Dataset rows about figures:
= = = =

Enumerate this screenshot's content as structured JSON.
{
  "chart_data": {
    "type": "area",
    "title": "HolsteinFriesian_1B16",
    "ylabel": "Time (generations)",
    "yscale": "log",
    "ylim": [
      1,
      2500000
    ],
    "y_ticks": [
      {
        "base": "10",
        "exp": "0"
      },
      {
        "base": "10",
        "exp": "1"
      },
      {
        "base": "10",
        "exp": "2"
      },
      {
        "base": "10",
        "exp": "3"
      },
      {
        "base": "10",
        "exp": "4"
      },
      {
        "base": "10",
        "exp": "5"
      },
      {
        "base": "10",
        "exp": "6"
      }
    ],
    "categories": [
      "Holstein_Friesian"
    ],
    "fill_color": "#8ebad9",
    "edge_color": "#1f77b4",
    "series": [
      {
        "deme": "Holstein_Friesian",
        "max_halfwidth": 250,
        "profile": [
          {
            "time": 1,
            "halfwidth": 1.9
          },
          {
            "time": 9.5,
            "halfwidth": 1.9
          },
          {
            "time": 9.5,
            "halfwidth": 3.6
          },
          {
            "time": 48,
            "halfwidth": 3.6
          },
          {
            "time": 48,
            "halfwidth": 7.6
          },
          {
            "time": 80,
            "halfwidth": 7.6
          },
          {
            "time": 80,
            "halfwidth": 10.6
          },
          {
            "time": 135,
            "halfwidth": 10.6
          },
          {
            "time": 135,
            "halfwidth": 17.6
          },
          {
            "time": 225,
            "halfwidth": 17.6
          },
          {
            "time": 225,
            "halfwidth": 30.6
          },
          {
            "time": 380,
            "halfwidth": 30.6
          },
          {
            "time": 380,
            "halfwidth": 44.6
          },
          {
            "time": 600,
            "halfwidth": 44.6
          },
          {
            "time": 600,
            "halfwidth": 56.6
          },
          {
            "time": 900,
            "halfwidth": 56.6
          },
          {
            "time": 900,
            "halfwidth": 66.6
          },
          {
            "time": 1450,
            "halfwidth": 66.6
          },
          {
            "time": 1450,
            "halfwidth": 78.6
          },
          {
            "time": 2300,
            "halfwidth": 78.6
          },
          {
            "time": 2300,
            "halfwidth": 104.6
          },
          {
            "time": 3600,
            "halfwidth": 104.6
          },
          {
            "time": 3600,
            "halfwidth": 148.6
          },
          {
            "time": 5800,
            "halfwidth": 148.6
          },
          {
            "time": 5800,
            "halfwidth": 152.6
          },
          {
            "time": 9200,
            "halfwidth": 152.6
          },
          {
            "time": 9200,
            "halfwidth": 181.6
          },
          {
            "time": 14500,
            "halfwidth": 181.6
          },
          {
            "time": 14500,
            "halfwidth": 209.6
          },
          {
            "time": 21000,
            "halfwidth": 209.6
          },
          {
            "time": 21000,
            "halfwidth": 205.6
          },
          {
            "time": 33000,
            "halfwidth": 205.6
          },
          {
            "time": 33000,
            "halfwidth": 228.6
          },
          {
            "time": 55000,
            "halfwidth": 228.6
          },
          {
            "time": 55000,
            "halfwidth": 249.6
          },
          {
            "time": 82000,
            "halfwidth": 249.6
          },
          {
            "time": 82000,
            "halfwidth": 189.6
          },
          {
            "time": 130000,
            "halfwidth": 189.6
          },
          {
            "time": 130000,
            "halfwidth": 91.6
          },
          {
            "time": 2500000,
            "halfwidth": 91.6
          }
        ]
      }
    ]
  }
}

= = = =

* **THE REQUEST**: Give all of the entries again, word for word.

* **RESPONSE FOR THIS EXERCISE**:
Enumerate this screenshot's content as structured JSON.
{
  "chart_data": {
    "type": "area",
    "title": "HolsteinFriesian_1B16",
    "ylabel": "Time (generations)",
    "yscale": "log",
    "ylim": [
      1,
      2500000
    ],
    "y_ticks": [
      {
        "base": "10",
        "exp": "0"
      },
      {
        "base": "10",
        "exp": "1"
      },
      {
        "base": "10",
        "exp": "2"
      },
      {
        "base": "10",
        "exp": "3"
      },
      {
        "base": "10",
        "exp": "4"
      },
      {
        "base": "10",
        "exp": "5"
      },
      {
        "base": "10",
        "exp": "6"
      }
    ],
    "categories": [
      "Holstein_Friesian"
    ],
    "fill_color": "#8ebad9",
    "edge_color": "#1f77b4",
    "series": [
      {
        "deme": "Holstein_Friesian",
        "max_halfwidth": 250,
        "profile": [
          {
            "time": 1,
            "halfwidth": 1.9
          },
          {
            "time": 9.5,
            "halfwidth": 1.9
          },
          {
            "time": 9.5,
            "halfwidth": 3.6
          },
          {
            "time": 48,
            "halfwidth": 3.6
          },
          {
            "time": 48,
            "halfwidth": 7.6
          },
          {
            "time": 80,
            "halfwidth": 7.6
          },
          {
            "time": 80,
            "halfwidth": 10.6
          },
          {
            "time": 135,
            "halfwidth": 10.6
          },
          {
            "time": 135,
            "halfwidth": 17.6
          },
          {
            "time": 225,
            "halfwidth": 17.6
          },
          {
            "time": 225,
            "halfwidth": 30.6
          },
          {
            "time": 380,
            "halfwidth": 30.6
          },
          {
            "time": 380,
            "halfwidth": 44.6
          },
          {
            "time": 600,
            "halfwidth": 44.6
          },
          {
            "time": 600,
            "halfwidth": 56.6
          },
          {
            "time": 900,
            "halfwidth": 56.6
          },
          {
            "time": 900,
            "halfwidth": 66.6
          },
          {
            "time": 1450,
            "halfwidth": 66.6
          },
          {
            "time": 1450,
            "halfwidth": 78.6
          },
          {
            "time": 2300,
            "halfwidth": 78.6
          },
          {
            "time": 2300,
            "halfwidth": 104.6
          },
          {
            "time": 3600,
            "halfwidth": 104.6
          },
          {
            "time": 3600,
            "halfwidth": 148.6
          },
          {
            "time": 5800,
            "halfwidth": 148.6
          },
          {
            "time": 5800,
            "halfwidth": 152.6
          },
          {
            "time": 9200,
            "halfwidth": 152.6
          },
          {
            "time": 9200,
            "halfwidth": 181.6
          },
          {
            "time": 14500,
            "halfwidth": 181.6
          },
          {
            "time": 14500,
            "halfwidth": 209.6
          },
          {
            "time": 21000,
            "halfwidth": 209.6
          },
          {
            "time": 21000,
            "halfwidth": 205.6
          },
          {
            "time": 33000,
            "halfwidth": 205.6
          },
          {
            "time": 33000,
            "halfwidth": 228.6
          },
          {
            "time": 55000,
            "halfwidth": 228.6
          },
          {
            "time": 55000,
            "halfwidth": 249.6
          },
          {
            "time": 82000,
            "halfwidth": 249.6
          },
          {
            "time": 82000,
            "halfwidth": 189.6
          },
          {
            "time": 130000,
            "halfwidth": 189.6
          },
          {
            "time": 130000,
            "halfwidth": 91.6
          },
          {
            "time": 2500000,
            "halfwidth": 91.6
          }
        ]
      }
    ]
  }
}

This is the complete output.